**SET EXERCISE:**
Select all lines with the string "color" in them, and copy those lines.
* BEGIN *
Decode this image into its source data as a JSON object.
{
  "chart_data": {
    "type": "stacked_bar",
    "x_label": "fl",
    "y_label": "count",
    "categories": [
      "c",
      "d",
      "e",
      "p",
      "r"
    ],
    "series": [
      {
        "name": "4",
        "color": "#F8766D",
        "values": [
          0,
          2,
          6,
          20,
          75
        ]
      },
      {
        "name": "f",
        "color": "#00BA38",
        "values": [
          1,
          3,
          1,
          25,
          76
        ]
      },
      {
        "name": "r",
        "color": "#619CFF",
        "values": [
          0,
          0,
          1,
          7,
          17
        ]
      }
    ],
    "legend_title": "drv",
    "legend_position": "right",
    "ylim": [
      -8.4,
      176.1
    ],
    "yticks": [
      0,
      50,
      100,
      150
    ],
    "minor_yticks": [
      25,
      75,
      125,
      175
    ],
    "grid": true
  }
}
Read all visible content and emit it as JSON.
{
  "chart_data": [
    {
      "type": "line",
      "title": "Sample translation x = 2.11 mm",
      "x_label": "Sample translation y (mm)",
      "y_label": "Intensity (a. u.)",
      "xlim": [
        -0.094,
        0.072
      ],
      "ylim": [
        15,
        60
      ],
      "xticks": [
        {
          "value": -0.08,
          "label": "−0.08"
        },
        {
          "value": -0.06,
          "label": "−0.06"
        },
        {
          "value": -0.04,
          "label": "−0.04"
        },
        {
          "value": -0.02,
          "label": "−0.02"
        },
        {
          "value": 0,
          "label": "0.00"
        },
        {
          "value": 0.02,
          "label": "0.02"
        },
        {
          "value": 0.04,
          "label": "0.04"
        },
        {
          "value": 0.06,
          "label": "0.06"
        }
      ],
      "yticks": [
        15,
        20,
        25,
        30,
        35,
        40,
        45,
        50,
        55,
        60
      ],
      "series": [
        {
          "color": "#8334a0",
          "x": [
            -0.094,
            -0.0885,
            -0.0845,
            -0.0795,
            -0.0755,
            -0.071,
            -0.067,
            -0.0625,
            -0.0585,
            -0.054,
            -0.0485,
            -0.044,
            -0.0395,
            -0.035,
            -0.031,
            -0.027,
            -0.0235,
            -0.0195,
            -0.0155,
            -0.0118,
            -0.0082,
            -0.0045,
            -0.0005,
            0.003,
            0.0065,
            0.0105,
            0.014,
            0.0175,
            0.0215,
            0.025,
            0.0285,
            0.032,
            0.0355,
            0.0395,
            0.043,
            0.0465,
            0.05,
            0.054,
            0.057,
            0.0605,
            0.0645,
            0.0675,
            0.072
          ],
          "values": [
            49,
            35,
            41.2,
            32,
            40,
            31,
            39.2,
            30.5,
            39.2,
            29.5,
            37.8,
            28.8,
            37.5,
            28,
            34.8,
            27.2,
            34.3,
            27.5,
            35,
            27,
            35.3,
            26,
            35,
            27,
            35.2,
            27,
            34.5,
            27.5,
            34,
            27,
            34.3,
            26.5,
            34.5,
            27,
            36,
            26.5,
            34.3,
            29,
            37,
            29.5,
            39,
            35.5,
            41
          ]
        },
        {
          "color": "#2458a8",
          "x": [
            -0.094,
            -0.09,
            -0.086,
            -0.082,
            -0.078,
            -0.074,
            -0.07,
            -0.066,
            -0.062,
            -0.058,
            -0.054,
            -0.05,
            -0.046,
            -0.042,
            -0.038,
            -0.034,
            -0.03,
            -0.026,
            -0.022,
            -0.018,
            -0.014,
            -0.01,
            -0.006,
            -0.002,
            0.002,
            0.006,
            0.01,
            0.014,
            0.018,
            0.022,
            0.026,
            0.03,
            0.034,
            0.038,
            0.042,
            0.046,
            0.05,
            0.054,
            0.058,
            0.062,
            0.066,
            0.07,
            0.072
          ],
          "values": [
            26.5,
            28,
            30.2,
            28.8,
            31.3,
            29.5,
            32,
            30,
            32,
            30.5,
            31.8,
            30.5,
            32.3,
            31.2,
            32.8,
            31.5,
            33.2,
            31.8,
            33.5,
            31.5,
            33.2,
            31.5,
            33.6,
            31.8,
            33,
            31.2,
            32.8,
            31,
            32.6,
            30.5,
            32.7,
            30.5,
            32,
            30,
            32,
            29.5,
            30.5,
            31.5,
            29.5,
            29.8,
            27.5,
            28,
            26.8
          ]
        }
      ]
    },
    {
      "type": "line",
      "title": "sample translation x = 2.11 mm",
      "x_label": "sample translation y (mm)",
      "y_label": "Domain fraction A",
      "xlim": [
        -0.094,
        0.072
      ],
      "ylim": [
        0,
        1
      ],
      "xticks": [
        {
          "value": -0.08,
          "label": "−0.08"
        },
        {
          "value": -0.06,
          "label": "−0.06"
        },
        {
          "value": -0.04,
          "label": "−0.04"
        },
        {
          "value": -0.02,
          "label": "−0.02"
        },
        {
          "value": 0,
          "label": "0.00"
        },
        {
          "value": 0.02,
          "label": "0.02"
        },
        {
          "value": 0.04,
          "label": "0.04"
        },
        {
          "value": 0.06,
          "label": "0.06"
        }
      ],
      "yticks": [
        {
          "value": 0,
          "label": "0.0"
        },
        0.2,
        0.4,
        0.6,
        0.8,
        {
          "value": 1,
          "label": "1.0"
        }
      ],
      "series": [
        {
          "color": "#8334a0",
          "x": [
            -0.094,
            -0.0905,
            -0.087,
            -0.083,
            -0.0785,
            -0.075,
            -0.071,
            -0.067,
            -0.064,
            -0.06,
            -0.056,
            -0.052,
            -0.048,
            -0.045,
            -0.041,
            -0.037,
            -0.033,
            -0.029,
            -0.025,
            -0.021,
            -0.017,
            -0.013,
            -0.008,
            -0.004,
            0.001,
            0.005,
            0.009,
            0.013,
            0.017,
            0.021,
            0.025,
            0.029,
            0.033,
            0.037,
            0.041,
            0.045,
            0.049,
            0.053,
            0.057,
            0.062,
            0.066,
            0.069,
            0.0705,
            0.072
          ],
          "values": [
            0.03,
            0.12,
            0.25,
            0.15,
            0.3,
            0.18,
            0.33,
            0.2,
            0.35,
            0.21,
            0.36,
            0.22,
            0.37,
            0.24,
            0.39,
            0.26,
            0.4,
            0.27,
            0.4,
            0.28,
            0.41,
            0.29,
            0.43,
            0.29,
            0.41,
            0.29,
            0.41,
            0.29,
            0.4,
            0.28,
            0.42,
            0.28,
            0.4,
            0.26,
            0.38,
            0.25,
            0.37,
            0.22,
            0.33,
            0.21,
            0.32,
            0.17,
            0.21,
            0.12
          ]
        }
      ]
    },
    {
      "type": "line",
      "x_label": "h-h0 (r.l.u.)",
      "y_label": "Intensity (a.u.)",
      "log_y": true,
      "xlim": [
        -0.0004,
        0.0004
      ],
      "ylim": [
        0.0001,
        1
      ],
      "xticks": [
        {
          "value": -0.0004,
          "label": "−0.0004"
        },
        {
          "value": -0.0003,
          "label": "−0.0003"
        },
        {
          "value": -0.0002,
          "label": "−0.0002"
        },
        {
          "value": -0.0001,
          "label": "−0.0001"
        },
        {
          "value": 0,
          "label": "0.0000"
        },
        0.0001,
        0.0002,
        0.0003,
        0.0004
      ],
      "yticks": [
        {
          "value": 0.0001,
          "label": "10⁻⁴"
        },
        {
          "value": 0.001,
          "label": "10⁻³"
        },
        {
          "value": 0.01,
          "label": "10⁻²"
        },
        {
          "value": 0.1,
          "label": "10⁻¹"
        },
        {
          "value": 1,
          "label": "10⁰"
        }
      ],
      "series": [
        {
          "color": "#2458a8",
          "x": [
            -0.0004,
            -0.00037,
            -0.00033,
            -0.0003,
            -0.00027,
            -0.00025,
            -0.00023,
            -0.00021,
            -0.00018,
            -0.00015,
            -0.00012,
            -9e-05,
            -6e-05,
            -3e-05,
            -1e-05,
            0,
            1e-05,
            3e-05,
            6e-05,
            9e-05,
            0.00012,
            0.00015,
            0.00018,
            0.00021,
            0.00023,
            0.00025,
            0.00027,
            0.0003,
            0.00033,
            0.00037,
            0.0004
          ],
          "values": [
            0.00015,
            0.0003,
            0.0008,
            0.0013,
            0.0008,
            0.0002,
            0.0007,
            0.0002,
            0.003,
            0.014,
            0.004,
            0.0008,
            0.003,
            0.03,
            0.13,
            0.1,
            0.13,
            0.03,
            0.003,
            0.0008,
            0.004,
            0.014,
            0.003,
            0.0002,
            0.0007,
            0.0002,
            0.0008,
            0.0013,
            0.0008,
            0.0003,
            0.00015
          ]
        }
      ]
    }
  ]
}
* END *
**SOLUTION TO THIS EXERCISE:**
        "color": "#F8766D",
        "color": "#00BA38",
        "color": "#619CFF",
          "color": "#8334a0",
          "color": "#2458a8",
          "color": "#8334a0",
          "color": "#2458a8",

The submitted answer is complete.